====== RECORDS FOR THE TASK ======
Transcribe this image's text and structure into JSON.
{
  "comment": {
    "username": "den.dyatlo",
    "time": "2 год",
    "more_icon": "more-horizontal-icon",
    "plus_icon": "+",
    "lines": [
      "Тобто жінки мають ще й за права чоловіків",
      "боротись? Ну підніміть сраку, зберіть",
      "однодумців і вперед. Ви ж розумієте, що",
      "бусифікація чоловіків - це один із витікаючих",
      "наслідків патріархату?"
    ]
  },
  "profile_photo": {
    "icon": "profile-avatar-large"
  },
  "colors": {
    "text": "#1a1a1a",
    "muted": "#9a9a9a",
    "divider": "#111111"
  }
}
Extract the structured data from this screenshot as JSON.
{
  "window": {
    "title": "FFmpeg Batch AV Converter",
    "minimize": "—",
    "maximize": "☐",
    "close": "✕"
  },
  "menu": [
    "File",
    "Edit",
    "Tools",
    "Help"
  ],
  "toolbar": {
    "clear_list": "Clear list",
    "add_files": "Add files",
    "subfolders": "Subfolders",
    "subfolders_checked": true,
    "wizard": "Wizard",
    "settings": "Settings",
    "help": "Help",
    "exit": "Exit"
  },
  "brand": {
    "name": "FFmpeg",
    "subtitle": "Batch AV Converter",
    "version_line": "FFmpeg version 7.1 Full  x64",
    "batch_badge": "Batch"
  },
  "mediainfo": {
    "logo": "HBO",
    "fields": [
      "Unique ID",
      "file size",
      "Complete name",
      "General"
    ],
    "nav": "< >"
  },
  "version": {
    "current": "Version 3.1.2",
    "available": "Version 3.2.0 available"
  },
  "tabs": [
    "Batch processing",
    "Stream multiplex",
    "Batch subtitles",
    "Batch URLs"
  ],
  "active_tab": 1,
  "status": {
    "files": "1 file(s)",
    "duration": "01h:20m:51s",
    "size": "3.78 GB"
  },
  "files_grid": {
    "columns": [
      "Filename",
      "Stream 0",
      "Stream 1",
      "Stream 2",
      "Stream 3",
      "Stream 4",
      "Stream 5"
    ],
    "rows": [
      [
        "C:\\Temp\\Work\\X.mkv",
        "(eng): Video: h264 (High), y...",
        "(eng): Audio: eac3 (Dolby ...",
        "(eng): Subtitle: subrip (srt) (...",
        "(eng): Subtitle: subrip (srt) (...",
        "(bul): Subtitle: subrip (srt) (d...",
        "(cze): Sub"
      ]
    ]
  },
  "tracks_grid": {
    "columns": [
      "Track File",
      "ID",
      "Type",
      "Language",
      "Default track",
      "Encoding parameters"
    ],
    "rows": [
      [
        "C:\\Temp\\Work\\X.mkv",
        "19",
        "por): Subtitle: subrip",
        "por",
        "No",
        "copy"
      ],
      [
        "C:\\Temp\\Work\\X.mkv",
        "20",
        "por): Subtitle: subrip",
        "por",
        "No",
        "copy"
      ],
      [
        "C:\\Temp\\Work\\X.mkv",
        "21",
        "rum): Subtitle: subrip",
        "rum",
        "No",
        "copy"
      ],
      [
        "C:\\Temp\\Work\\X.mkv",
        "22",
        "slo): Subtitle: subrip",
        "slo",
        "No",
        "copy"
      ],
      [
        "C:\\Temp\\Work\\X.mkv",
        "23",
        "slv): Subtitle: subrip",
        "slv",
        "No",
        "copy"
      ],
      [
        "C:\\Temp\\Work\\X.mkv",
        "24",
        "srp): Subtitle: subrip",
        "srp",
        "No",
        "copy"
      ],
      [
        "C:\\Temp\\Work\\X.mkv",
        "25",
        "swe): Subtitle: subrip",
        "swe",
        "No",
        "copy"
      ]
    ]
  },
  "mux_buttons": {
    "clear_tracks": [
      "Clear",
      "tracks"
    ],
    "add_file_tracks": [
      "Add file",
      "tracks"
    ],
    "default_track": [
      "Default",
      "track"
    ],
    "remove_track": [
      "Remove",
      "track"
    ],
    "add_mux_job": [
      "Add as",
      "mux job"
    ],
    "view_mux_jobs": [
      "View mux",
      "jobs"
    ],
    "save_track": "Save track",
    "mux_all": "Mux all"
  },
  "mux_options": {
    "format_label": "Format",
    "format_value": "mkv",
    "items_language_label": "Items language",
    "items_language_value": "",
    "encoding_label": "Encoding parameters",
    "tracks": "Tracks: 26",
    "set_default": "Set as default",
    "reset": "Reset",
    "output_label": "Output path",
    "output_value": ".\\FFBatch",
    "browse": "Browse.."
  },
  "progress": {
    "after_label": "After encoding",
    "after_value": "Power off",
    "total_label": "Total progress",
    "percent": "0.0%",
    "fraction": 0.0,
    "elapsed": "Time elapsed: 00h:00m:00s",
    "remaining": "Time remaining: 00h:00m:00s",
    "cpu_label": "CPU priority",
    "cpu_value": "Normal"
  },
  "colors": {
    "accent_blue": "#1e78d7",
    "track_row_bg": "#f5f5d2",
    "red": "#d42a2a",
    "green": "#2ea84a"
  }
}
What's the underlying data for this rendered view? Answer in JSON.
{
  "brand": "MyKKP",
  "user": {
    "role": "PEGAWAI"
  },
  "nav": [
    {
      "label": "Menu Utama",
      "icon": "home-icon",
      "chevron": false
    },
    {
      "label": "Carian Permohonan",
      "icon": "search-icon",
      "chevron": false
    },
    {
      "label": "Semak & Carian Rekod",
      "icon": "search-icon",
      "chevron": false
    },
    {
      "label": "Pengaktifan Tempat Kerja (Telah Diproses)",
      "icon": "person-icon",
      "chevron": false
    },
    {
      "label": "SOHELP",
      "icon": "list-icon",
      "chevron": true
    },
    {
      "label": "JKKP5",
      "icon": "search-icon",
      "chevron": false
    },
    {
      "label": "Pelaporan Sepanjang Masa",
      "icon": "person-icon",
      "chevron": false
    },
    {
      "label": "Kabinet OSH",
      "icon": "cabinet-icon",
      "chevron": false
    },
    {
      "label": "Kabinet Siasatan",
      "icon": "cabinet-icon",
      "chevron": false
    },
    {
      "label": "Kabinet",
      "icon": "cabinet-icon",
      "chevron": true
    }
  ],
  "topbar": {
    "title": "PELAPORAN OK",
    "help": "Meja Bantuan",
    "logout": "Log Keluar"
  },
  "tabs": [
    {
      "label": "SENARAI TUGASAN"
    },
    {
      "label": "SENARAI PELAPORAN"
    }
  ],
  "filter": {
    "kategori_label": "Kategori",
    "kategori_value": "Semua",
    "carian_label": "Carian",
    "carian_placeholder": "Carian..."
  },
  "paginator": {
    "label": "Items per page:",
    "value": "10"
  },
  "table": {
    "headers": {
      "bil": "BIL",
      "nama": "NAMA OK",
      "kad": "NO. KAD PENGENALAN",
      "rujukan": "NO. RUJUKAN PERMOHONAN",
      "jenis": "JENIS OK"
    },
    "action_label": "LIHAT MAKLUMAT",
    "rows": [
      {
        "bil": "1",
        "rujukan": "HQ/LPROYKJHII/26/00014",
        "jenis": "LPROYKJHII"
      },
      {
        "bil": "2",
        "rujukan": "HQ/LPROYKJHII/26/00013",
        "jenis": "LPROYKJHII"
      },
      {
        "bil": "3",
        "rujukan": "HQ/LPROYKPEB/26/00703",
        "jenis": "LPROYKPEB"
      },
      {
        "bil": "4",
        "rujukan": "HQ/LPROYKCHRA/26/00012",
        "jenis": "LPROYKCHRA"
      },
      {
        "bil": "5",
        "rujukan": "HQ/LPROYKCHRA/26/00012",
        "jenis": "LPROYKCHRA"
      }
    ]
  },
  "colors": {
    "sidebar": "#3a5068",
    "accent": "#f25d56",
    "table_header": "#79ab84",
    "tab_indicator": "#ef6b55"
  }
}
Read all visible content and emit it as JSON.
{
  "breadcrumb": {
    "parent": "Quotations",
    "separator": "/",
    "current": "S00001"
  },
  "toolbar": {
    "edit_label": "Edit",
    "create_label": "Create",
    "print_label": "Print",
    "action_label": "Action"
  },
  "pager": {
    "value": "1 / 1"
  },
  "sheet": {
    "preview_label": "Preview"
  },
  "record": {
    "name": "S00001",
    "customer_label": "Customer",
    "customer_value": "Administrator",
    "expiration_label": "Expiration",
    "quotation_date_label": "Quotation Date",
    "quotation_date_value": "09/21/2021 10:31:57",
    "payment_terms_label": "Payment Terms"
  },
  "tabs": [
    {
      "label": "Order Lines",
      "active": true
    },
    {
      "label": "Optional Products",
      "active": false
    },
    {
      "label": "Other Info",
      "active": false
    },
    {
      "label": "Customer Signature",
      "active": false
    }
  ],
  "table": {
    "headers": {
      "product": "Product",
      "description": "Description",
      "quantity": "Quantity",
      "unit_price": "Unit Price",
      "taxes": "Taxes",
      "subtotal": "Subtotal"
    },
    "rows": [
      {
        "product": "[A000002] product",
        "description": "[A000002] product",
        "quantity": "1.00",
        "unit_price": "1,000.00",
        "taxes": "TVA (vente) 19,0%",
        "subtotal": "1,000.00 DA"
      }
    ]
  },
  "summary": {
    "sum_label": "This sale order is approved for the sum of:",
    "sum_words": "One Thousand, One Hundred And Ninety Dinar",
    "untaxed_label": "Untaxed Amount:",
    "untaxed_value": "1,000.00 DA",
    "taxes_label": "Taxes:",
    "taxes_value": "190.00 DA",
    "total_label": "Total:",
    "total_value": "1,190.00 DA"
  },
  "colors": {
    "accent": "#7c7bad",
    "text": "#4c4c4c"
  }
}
======
— PROBLEM STATEMENT —
Gather all the lines that include the word "subtotal" and copy them out.

— TASK OUTPUT —
      "subtotal": "Subtotal"
        "subtotal": "1,000.00 DA"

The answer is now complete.